- **GIVEN PROBLEM**:
Extract every line where the string "Level" appears.

- **DATA EXTRACT**:
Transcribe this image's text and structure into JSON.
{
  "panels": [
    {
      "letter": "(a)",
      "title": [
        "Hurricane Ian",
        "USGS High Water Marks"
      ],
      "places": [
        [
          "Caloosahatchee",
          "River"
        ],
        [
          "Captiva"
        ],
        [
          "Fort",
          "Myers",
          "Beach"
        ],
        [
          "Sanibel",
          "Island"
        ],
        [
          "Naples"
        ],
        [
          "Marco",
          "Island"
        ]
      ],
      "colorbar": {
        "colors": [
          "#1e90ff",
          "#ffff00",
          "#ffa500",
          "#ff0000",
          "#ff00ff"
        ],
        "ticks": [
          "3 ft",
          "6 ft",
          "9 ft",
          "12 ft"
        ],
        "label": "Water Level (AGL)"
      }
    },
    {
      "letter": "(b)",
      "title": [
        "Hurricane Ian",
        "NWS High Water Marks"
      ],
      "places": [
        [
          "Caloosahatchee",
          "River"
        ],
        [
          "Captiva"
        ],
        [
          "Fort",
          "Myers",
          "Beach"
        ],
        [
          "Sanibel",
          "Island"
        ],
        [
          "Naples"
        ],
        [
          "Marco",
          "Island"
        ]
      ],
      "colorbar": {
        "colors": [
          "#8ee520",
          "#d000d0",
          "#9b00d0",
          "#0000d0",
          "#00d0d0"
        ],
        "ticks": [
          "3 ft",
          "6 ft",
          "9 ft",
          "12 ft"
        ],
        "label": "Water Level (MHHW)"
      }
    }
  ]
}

...

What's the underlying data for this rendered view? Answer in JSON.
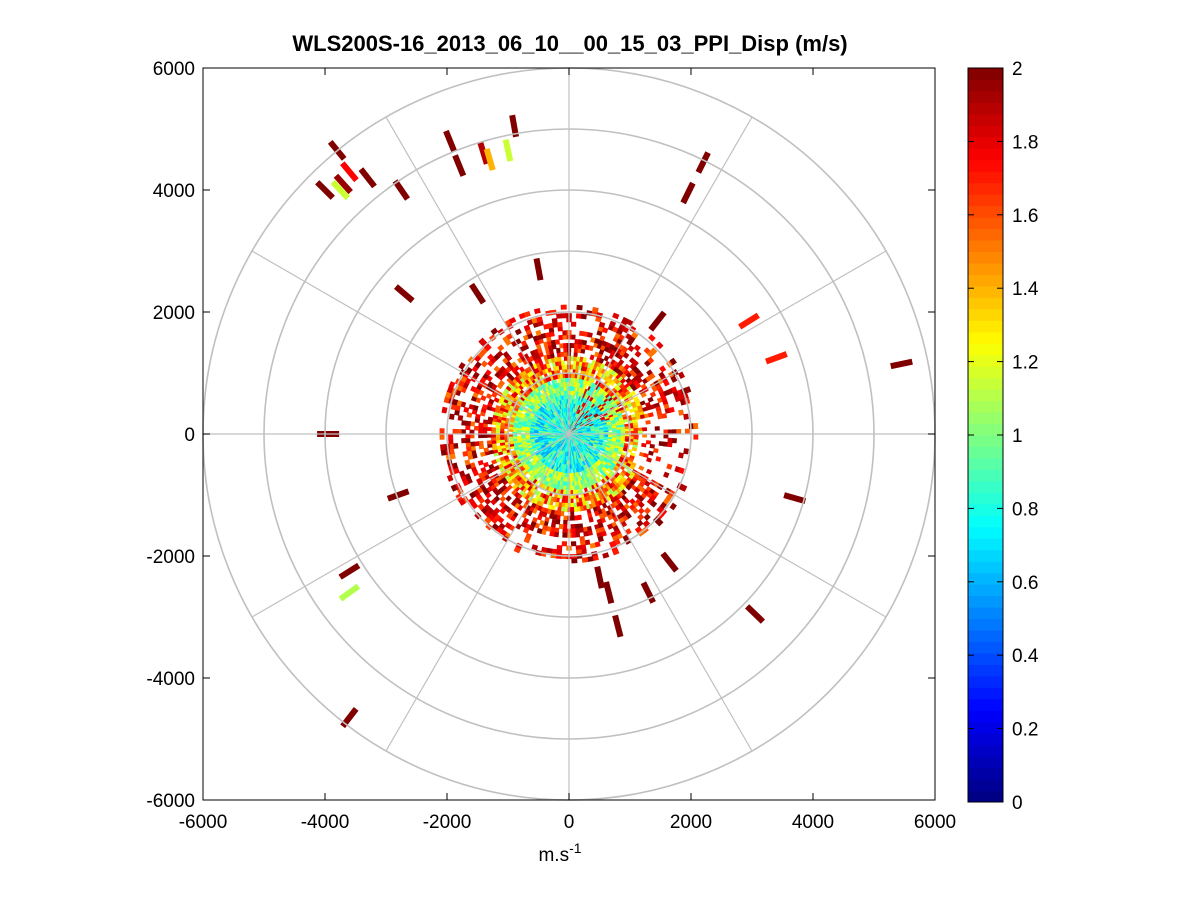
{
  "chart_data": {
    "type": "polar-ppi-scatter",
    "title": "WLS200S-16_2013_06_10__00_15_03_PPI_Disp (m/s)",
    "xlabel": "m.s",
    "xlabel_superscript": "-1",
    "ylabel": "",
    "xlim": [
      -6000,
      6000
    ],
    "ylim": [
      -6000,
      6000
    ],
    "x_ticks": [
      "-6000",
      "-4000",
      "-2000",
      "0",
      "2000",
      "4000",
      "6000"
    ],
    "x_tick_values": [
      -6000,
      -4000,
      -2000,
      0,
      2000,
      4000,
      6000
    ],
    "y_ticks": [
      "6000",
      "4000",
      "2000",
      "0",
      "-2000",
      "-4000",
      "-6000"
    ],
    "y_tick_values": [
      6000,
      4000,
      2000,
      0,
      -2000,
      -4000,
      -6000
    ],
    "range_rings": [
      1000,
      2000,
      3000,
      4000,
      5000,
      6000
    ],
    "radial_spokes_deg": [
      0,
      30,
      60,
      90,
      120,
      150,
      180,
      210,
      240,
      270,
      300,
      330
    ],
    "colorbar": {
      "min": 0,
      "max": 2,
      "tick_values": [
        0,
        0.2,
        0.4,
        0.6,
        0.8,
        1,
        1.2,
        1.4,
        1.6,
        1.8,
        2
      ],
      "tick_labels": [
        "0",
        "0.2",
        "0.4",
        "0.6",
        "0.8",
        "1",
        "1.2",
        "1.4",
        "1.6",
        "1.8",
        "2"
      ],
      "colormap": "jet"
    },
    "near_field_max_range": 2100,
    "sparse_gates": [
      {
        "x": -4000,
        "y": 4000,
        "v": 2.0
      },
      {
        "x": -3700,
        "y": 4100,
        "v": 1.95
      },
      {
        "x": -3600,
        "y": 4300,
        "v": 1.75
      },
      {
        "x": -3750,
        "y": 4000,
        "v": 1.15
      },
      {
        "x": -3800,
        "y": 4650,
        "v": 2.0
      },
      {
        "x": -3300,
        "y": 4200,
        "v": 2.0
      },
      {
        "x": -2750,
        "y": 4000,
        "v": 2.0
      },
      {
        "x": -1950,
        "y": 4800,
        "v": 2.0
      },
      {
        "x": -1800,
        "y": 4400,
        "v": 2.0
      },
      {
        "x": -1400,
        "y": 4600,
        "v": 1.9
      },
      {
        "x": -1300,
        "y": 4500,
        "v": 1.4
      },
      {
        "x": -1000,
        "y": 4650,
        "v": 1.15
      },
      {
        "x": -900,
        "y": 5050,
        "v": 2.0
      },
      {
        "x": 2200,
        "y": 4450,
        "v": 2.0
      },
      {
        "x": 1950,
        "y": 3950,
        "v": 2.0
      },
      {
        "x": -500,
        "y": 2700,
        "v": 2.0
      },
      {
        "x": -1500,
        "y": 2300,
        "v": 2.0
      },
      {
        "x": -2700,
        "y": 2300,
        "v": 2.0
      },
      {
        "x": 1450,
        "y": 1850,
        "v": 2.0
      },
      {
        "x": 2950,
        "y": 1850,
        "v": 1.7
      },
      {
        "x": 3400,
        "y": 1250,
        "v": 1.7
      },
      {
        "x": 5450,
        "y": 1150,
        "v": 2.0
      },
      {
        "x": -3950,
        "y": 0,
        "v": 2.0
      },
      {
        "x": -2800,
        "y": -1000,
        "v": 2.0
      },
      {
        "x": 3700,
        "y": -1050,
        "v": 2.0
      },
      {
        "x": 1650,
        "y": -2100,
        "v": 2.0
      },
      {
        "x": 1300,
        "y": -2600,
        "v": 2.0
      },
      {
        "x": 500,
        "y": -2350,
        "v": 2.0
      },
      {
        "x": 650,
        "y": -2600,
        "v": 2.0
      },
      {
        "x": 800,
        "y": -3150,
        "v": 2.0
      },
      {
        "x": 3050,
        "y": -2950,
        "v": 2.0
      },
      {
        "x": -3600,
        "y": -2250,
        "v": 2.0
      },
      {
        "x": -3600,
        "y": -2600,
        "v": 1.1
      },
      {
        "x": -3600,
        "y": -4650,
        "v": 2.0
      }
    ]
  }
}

- **CORRECT RESPONSE**:
        "label": "Water Level (AGL)"
        "label": "Water Level (MHHW)"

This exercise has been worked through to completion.